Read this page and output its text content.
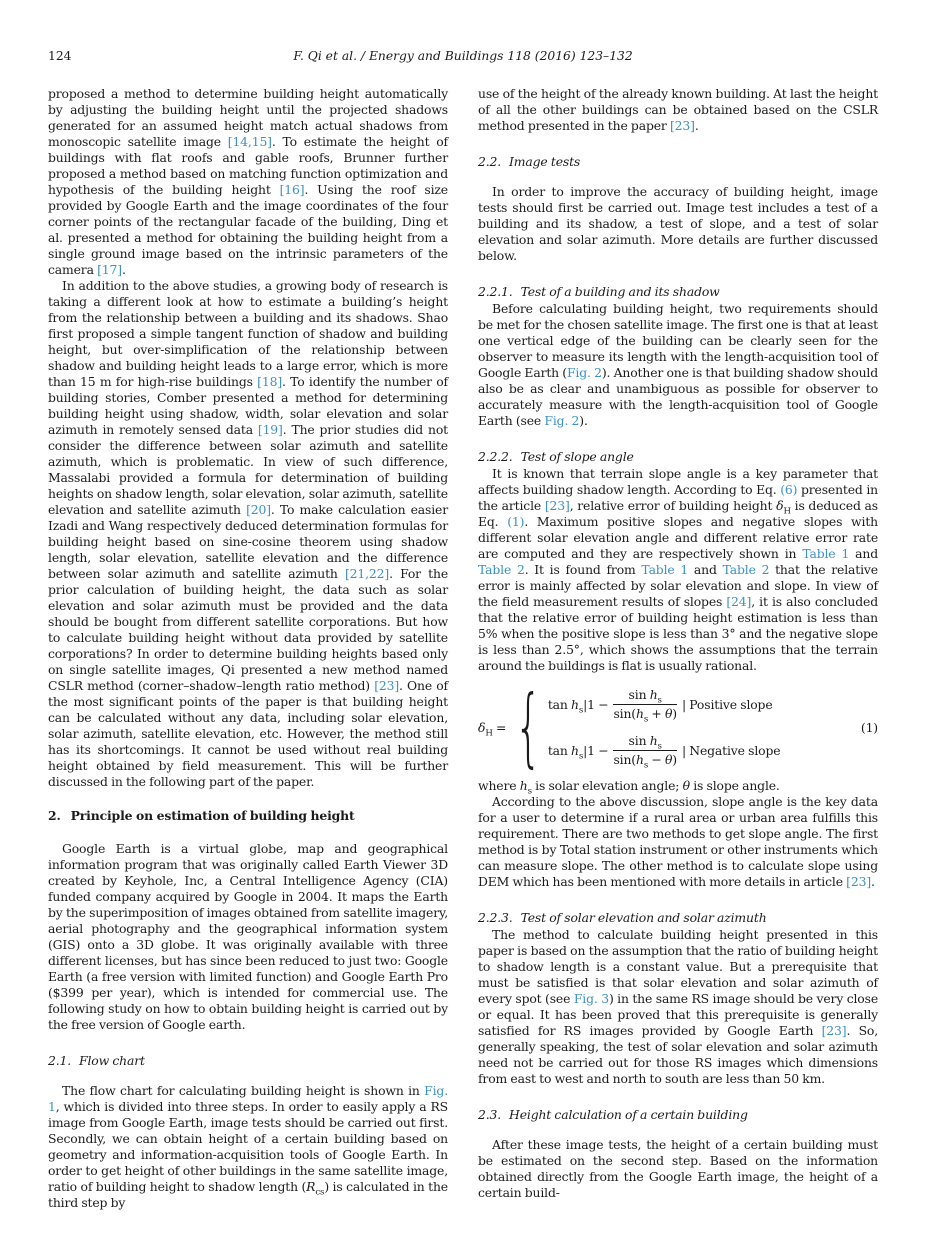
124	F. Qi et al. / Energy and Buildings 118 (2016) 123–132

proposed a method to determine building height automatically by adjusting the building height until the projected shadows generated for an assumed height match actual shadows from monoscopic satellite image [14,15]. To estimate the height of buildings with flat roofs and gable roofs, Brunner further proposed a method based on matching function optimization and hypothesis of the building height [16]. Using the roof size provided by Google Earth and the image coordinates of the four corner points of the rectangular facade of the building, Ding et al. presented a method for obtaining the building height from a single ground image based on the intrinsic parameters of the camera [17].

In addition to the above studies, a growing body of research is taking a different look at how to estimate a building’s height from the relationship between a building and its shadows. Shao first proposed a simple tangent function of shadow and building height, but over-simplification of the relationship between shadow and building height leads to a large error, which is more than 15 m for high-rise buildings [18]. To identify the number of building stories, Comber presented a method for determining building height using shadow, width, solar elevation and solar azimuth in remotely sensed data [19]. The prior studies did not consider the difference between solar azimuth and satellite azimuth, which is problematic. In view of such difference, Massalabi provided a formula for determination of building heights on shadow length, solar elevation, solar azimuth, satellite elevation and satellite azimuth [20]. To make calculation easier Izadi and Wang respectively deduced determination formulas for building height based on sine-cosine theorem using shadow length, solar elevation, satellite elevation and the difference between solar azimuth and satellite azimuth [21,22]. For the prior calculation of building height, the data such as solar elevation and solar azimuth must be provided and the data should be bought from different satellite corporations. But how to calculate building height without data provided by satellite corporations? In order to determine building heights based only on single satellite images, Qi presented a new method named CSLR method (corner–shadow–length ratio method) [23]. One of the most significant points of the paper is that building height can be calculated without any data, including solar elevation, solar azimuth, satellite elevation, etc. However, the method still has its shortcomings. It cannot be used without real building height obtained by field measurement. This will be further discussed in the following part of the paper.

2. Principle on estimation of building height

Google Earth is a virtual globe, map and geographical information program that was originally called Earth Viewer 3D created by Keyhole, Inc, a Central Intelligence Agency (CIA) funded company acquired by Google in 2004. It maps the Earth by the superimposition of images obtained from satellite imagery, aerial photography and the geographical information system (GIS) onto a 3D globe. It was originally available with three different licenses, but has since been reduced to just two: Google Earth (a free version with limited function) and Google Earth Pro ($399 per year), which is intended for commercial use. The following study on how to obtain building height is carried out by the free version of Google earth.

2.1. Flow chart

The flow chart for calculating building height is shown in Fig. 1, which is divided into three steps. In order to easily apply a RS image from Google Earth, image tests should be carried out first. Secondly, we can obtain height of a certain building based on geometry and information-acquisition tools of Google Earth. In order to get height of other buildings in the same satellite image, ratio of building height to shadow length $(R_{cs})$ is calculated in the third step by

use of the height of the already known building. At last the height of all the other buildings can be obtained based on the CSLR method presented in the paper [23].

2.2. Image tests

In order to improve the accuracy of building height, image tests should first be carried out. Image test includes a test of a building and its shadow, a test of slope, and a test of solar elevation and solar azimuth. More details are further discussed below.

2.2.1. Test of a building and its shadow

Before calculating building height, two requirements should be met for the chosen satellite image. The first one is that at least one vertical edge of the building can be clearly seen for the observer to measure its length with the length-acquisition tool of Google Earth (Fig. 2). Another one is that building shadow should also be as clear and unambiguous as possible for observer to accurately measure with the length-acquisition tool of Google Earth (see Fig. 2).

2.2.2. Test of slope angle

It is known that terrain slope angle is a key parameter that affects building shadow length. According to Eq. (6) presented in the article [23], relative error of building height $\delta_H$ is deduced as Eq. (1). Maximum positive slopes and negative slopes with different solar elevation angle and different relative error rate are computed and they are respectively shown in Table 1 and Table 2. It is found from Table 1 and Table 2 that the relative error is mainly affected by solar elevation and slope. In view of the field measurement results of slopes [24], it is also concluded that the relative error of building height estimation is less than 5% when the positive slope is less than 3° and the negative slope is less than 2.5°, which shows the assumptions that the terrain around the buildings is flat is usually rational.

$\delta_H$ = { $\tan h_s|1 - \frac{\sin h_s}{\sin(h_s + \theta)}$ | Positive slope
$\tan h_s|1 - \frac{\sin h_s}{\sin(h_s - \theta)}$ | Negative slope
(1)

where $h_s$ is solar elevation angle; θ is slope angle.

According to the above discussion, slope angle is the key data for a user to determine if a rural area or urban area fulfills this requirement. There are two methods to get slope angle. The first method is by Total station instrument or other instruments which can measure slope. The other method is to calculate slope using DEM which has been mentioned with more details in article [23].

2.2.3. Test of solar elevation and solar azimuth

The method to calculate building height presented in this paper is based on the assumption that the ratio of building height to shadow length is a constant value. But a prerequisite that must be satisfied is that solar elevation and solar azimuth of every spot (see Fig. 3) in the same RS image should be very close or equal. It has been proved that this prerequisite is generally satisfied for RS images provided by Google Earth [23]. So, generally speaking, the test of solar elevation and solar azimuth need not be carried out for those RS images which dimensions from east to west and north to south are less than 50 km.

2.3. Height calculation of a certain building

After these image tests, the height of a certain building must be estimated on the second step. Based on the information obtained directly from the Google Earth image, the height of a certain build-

---

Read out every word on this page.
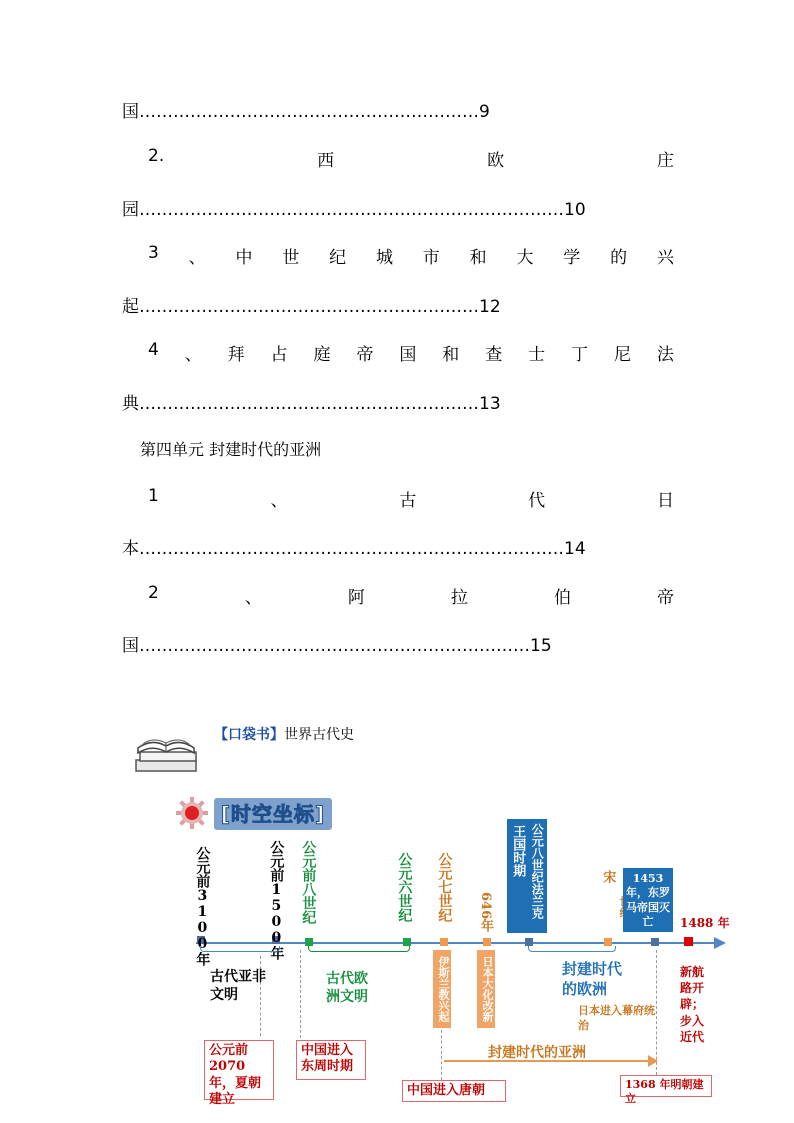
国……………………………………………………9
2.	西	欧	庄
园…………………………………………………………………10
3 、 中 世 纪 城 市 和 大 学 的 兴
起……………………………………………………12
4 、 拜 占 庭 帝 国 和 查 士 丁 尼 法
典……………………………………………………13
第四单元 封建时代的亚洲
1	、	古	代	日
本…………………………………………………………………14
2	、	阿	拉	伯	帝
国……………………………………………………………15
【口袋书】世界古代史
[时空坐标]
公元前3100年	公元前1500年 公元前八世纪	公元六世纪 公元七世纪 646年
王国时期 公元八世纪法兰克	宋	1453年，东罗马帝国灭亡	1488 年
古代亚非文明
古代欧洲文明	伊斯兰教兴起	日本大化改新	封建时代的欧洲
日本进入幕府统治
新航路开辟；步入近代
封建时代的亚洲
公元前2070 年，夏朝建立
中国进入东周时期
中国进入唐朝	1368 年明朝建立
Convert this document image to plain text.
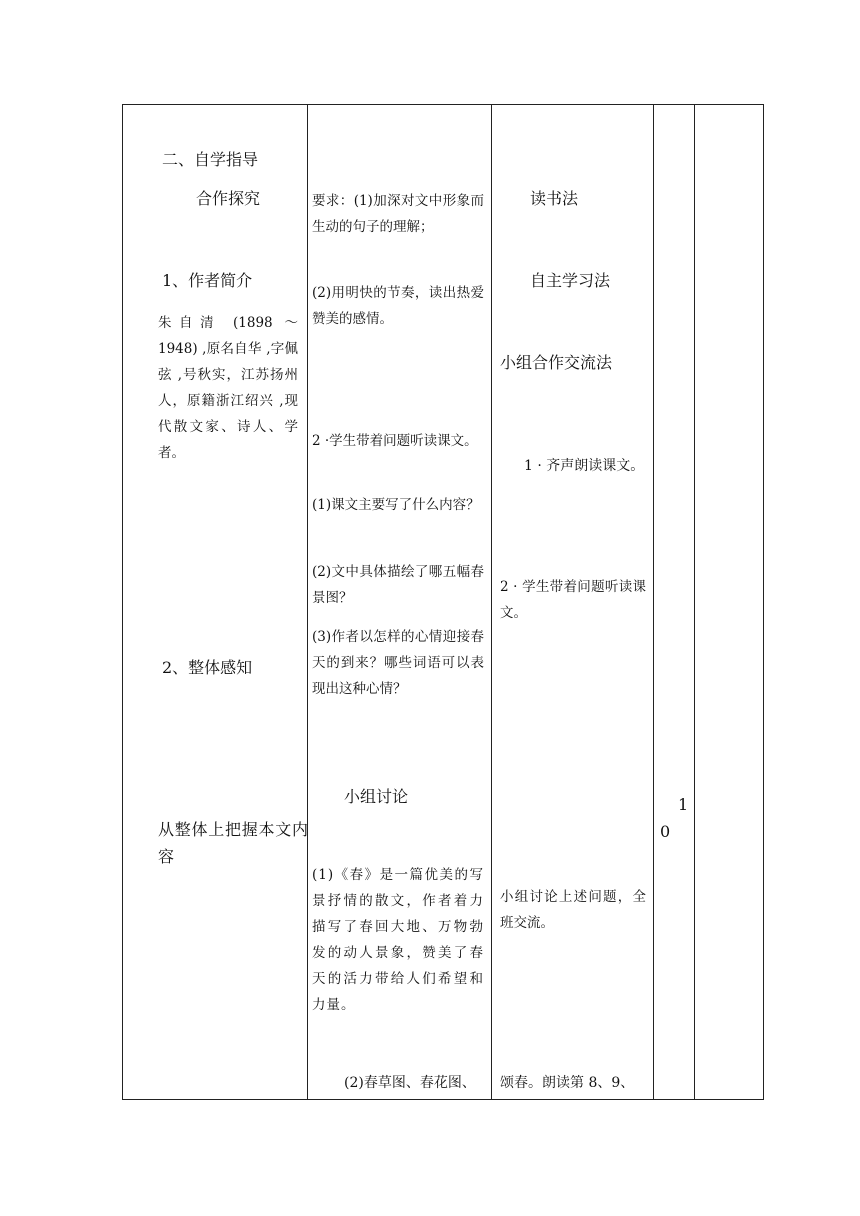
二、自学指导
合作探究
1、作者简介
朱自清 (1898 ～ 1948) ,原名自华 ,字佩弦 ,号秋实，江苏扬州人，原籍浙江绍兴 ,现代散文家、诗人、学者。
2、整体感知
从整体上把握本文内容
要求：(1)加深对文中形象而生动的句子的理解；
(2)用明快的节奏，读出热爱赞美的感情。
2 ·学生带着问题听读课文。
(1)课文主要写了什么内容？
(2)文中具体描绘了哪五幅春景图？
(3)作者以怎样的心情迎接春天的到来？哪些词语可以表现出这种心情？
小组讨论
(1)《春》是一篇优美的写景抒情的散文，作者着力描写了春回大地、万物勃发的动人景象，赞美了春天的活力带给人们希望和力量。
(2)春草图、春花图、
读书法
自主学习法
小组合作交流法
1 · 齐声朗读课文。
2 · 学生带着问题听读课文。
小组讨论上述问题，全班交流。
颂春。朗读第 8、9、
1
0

== WHAT TO DO ==
Find all lines holding the string "estimation" and copy them.

== CORRECT OUTPUT ==
2. Principle on estimation of building height
It is known that terrain slope angle is a key parameter that affects building shadow length. According to Eq. (6) presented in the article [23], relative error of building height $\delta_H$ is deduced as Eq. (1). Maximum positive slopes and negative slopes with different solar elevation angle and different relative error rate are computed and they are respectively shown in Table 1 and Table 2. It is found from Table 1 and Table 2 that the relative error is mainly affected by solar elevation and slope. In view of the field measurement results of slopes [24], it is also concluded that the relative error of building height estimation is less than 5% when the positive slope is less than 3° and the negative slope is less than 2.5°, which shows the assumptions that the terrain around the buildings is flat is usually rational.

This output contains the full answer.